→ **TASK STATEMENT**
Locate and copy each line in the data that contains the word "comportementale".

→ **Extracted data entries**
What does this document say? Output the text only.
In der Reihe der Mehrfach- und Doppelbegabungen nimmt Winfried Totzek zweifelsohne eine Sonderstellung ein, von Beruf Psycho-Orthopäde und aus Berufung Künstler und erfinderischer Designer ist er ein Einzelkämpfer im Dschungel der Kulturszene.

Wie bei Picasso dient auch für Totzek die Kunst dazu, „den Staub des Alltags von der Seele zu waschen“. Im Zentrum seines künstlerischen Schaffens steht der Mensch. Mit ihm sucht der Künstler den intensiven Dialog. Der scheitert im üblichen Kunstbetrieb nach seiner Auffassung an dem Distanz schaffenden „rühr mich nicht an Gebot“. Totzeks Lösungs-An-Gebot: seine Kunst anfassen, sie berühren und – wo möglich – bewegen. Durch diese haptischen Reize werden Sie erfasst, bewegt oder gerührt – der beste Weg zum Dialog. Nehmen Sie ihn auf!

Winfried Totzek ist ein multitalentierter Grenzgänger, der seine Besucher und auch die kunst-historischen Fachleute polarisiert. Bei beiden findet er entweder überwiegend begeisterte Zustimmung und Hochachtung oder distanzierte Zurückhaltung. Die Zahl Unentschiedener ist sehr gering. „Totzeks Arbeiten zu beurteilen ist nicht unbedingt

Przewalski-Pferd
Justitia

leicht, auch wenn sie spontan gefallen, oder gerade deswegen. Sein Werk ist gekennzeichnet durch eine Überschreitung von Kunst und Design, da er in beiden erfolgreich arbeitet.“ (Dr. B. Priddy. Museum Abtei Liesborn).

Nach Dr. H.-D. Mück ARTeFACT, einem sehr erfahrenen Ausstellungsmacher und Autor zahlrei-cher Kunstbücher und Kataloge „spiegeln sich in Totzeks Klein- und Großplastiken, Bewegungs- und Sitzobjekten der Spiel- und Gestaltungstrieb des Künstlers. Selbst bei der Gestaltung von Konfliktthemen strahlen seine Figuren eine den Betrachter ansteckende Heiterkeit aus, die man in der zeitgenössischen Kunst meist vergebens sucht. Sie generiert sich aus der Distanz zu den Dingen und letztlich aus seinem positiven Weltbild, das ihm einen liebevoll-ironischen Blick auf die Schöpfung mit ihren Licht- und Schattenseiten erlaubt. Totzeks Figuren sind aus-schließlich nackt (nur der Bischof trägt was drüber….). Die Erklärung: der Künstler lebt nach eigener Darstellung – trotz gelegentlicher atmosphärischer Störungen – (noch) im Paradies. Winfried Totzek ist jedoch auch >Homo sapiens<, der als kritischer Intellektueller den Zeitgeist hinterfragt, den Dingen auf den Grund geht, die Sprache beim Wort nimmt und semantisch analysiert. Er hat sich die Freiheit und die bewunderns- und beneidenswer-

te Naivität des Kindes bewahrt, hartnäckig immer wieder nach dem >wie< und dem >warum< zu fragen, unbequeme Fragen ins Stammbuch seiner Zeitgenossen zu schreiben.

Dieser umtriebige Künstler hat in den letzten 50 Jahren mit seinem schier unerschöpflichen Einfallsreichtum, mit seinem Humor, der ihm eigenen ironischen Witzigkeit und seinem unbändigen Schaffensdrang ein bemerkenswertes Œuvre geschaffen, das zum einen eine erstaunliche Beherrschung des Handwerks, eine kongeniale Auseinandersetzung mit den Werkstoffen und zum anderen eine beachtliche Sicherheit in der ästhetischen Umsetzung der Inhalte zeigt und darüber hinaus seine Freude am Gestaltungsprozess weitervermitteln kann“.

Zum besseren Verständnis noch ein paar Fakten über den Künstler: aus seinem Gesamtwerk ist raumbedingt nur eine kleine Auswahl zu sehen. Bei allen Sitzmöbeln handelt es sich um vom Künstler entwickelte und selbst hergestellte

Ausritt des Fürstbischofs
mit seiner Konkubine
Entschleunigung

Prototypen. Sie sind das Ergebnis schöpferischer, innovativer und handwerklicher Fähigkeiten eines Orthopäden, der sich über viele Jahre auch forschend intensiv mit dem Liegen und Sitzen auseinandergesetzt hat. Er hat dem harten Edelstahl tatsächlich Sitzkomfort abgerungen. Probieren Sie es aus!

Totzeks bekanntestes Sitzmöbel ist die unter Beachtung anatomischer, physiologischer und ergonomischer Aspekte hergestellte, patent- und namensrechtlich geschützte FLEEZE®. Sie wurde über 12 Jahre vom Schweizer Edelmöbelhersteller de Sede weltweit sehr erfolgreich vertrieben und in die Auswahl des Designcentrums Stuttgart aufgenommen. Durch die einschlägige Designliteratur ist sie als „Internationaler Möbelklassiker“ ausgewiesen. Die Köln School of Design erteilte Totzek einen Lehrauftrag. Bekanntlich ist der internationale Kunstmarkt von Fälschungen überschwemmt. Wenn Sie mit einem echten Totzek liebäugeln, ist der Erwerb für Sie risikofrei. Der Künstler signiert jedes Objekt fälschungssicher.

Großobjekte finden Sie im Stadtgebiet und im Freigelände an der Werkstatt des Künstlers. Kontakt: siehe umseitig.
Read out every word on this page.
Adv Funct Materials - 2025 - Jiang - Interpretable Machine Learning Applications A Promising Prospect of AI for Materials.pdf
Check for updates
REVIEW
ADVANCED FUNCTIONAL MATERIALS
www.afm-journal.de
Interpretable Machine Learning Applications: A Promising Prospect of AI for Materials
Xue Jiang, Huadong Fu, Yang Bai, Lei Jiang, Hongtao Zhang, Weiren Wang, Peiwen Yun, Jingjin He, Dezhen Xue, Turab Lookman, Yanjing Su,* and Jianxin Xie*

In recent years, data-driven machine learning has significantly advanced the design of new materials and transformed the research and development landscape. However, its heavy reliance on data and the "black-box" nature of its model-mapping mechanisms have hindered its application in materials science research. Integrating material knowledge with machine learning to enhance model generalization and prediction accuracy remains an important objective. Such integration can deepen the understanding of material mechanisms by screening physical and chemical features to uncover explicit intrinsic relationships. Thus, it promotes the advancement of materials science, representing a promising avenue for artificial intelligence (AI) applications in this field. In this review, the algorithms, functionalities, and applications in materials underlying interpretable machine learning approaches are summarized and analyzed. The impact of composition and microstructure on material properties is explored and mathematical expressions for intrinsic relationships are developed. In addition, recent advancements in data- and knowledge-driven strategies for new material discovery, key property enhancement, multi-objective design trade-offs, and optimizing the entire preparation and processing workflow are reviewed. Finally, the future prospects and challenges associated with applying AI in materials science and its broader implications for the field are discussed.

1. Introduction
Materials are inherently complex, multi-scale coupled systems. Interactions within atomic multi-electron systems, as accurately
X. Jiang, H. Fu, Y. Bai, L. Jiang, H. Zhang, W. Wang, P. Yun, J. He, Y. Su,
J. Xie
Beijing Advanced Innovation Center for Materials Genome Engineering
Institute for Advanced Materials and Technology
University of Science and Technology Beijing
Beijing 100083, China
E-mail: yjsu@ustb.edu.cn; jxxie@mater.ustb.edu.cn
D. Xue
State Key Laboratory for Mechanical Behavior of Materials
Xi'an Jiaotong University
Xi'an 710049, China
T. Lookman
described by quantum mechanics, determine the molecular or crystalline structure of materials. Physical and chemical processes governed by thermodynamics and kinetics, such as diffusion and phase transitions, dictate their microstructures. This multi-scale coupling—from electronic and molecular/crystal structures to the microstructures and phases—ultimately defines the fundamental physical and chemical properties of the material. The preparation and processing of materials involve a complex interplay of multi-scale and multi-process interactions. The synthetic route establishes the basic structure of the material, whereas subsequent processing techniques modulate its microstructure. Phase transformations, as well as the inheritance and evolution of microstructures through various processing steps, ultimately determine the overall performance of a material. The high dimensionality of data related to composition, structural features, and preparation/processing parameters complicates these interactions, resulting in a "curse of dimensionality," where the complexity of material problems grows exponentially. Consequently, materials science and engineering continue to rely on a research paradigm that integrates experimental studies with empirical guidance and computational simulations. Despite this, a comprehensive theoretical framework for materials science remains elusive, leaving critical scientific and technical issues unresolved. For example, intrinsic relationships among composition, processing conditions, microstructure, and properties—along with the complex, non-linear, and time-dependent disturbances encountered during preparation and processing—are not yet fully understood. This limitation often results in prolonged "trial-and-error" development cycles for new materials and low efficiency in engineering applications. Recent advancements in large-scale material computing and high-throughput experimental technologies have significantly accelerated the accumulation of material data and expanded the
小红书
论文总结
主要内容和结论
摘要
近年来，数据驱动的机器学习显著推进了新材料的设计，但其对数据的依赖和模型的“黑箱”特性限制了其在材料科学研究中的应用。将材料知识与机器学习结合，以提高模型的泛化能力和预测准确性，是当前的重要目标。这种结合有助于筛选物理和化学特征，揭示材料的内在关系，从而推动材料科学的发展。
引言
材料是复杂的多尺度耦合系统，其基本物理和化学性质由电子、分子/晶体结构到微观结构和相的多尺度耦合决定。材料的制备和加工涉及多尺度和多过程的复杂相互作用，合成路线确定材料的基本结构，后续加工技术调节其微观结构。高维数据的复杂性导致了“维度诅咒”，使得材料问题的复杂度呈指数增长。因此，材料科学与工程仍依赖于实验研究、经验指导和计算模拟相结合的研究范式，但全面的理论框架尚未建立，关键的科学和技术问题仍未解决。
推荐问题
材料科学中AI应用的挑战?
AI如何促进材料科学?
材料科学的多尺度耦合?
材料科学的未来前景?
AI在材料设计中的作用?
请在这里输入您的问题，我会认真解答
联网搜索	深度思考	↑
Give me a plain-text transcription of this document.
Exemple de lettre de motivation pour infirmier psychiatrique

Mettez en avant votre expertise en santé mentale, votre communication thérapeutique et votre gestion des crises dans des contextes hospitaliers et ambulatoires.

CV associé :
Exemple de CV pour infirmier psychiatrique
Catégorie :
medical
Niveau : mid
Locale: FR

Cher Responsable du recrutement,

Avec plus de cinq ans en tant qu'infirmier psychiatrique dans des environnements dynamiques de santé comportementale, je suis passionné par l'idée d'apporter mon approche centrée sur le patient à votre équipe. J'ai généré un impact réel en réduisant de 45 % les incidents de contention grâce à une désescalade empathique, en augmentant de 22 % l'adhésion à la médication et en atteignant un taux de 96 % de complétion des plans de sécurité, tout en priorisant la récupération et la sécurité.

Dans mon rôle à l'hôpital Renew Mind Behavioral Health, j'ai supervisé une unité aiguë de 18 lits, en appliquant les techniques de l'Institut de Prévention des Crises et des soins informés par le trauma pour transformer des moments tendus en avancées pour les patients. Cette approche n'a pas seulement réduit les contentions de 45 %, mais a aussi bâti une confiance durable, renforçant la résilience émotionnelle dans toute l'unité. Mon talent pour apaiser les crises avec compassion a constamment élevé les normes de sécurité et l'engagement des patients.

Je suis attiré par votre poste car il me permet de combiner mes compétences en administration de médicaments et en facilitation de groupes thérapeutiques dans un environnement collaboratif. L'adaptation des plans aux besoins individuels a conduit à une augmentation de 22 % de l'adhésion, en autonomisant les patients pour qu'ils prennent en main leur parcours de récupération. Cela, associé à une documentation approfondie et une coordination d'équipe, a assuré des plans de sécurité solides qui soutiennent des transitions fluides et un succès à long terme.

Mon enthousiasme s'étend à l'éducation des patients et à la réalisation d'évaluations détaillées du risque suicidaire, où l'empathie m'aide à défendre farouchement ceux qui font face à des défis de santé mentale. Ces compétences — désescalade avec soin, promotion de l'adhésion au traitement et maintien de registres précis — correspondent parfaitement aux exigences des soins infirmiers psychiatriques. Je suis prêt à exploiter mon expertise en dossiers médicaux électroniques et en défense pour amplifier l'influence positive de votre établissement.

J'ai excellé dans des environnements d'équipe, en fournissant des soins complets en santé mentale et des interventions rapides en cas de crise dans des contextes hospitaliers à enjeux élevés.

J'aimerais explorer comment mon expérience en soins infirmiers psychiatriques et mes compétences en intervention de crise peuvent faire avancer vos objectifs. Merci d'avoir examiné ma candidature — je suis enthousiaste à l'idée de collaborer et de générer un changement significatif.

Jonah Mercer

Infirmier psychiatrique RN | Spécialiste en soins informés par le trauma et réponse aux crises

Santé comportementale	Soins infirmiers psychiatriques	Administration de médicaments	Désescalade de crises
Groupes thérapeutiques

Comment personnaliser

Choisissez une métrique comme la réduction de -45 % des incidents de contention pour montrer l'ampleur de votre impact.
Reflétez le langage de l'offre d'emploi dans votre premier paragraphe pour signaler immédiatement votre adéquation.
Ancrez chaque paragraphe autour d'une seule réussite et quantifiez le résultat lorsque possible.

→ **TASK RESPONSE**
Avec plus de cinq ans en tant qu'infirmier psychiatrique dans des environnements dynamiques de santé comportementale, je suis passionné par l'idée d'apporter mon approche centrée sur le patient à votre équipe. J'ai généré un impact réel en réduisant de 45 % les incidents de contention grâce à une désescalade empathique, en augmentant de 22 % l'adhésion à la médication et en atteignant un taux de 96 % de complétion des plans de sécurité, tout en priorisant la récupération et la sécurité.
Santé comportementale	Soins infirmiers psychiatriques	Administration de médicaments	Désescalade de crises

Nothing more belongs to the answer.